GIVEN PROBLEM
Compile every line that includes the word "должности".

START

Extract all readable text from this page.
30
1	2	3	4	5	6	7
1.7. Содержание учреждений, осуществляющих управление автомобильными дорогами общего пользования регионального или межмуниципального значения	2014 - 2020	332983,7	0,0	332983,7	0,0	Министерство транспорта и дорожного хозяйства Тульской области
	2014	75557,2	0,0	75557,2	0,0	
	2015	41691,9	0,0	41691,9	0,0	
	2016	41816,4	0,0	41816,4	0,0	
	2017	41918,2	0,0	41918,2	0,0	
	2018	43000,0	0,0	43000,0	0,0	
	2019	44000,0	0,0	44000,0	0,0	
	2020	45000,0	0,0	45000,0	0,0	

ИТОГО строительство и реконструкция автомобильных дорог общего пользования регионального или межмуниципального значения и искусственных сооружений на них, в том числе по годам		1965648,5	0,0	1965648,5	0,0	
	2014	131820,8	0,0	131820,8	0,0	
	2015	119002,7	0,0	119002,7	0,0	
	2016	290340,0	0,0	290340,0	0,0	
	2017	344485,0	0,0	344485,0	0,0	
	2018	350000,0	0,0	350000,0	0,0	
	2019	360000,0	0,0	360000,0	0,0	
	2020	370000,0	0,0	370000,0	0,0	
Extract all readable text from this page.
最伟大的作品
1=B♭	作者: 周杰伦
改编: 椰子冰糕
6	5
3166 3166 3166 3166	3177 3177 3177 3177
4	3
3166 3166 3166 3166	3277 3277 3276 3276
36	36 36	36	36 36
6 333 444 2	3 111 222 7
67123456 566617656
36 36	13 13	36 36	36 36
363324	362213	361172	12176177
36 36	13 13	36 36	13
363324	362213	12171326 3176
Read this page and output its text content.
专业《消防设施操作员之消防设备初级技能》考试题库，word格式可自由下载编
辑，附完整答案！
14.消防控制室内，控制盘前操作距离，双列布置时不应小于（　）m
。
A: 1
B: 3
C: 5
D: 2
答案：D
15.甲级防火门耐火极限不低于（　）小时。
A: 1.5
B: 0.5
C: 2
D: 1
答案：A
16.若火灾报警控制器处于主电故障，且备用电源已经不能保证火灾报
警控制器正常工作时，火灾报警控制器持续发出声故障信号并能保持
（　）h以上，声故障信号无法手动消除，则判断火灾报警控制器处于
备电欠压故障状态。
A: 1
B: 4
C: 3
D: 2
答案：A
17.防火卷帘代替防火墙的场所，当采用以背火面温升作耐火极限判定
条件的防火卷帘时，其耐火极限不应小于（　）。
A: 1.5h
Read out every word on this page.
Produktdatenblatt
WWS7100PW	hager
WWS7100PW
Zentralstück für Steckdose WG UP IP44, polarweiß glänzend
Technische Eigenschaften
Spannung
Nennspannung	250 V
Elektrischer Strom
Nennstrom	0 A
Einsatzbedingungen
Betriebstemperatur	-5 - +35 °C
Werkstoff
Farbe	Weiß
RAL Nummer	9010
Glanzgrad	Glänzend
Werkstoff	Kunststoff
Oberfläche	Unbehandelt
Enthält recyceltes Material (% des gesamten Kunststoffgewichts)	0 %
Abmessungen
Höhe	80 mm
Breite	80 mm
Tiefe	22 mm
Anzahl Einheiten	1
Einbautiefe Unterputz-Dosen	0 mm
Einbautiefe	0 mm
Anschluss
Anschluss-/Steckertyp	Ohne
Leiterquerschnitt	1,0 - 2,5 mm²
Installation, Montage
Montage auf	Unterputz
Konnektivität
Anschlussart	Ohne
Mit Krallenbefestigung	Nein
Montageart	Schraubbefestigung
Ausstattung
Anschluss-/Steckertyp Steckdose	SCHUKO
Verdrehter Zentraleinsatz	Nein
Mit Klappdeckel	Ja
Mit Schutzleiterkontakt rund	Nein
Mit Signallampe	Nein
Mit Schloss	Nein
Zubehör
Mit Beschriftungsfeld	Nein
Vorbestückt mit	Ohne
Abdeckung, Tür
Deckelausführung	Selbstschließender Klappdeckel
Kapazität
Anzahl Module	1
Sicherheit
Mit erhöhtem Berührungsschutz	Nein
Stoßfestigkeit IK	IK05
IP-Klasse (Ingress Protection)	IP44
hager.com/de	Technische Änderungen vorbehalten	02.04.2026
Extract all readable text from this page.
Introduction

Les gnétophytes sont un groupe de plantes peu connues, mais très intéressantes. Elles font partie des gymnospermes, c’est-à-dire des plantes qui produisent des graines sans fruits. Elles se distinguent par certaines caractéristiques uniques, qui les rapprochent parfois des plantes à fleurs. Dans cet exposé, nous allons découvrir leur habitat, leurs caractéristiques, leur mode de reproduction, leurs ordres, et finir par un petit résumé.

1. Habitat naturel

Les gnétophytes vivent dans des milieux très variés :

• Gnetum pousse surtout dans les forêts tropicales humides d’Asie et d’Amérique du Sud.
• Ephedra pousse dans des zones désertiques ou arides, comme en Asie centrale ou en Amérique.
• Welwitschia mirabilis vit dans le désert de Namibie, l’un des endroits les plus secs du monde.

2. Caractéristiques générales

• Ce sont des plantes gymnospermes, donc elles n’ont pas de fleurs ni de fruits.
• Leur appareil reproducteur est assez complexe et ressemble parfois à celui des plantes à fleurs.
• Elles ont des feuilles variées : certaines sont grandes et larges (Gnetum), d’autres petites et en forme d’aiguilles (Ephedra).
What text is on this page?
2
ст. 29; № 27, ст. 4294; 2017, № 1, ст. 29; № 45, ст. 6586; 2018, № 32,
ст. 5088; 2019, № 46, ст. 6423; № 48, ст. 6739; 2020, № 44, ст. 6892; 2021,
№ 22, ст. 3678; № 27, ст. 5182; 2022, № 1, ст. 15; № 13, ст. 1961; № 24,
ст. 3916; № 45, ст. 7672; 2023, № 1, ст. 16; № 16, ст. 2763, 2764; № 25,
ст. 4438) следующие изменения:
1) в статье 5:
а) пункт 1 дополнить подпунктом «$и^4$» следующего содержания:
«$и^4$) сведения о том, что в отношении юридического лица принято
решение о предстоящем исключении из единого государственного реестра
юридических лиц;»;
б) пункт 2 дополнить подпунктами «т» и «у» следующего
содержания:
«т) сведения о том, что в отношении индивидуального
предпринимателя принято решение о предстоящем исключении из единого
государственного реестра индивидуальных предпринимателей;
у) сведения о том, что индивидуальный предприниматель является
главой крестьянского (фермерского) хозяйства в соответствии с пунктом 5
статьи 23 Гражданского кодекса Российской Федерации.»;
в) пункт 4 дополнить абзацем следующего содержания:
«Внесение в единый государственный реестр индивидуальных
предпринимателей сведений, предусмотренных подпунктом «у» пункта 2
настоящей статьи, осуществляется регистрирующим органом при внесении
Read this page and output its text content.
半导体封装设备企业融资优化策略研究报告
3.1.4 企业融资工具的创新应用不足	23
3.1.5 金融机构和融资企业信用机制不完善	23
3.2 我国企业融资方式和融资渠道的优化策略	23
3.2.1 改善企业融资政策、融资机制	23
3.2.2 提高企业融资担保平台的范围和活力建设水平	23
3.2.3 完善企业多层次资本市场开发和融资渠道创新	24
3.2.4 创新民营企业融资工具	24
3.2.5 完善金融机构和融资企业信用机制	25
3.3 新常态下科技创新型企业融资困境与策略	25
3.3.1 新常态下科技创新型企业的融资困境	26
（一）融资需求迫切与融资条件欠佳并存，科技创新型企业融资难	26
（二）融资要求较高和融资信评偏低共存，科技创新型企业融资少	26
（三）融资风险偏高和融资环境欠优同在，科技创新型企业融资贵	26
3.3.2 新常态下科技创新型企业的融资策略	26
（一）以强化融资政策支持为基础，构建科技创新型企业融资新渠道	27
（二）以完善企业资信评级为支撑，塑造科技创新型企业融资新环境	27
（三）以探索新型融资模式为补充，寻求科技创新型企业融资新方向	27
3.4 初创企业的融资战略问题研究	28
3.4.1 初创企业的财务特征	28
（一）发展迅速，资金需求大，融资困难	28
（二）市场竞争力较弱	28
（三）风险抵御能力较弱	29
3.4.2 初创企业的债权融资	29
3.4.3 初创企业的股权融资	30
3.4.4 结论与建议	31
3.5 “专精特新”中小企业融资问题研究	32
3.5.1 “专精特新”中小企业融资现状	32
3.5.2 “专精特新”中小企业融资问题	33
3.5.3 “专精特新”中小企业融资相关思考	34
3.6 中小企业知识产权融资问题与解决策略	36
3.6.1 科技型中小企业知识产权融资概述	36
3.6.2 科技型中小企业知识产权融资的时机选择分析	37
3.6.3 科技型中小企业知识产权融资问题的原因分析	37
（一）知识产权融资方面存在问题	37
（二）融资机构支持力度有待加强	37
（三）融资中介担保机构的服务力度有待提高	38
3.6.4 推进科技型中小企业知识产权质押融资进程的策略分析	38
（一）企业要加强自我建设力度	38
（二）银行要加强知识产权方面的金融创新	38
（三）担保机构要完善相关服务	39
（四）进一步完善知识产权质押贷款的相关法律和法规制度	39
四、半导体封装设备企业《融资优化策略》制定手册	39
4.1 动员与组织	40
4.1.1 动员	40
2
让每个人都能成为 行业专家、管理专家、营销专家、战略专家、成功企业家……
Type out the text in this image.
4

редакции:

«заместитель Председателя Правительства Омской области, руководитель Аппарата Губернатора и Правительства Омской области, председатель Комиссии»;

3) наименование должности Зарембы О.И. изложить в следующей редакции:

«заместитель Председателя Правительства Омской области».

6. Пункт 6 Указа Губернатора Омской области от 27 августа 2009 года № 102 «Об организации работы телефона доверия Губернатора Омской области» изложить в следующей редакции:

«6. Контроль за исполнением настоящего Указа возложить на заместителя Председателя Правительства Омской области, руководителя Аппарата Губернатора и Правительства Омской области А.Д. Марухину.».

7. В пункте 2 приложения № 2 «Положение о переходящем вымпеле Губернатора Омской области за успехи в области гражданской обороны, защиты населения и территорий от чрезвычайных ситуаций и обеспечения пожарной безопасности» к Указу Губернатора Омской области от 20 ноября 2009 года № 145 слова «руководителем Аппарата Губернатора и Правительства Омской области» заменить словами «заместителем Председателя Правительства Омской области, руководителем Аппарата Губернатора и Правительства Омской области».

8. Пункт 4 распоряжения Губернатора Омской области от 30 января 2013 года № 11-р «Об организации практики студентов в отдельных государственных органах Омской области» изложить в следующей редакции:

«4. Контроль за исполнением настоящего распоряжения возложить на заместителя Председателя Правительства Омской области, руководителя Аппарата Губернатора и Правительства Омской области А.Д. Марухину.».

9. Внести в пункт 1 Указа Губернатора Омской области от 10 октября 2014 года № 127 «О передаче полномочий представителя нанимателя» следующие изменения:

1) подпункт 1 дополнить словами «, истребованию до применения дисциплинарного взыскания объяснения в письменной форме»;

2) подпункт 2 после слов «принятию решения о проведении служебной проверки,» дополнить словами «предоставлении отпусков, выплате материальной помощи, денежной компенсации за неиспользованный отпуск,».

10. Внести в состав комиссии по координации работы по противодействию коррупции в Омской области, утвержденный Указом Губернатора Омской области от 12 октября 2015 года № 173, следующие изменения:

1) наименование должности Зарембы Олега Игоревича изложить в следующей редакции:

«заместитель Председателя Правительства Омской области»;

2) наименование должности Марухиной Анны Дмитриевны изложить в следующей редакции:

END

CORRECT ANSWER
3) наименование должности Зарембы О.И. изложить в следующей редакции:
1) наименование должности Зарембы Олега Игоревича изложить в следующей редакции:
2) наименование должности Марухиной Анны Дмитриевны изложить в следующей редакции:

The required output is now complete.